AIM - Collect every line of the records below that contains the word "potential".

[Data entries for graphics]
----------------------------------------

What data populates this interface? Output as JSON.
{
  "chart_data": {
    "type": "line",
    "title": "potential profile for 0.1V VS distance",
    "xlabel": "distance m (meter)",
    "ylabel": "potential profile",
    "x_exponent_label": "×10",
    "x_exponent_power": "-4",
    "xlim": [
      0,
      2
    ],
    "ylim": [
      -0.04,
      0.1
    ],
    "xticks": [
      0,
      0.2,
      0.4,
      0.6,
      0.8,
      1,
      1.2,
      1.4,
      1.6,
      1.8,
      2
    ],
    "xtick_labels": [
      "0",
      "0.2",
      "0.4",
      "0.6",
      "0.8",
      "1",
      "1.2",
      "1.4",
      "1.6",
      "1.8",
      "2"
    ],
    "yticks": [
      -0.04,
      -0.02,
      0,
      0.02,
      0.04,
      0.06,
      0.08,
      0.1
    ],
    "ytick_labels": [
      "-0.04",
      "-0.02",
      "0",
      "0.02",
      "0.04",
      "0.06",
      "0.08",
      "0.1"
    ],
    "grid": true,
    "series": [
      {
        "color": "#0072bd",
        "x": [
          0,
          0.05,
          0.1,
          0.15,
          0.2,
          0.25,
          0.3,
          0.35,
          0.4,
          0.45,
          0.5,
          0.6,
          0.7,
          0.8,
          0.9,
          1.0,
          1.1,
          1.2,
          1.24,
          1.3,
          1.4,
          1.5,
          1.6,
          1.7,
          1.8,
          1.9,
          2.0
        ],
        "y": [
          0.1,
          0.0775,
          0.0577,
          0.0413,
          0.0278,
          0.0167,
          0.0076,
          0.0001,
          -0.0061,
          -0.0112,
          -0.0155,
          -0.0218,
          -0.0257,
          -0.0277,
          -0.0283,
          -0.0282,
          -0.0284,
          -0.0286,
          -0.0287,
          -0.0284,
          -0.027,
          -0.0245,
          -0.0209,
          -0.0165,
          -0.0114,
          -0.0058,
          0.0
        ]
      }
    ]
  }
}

----------------------------------------

RESPONSE TO THE EXERCISE -
    "title": "potential profile for 0.1V VS distance",
    "ylabel": "potential profile",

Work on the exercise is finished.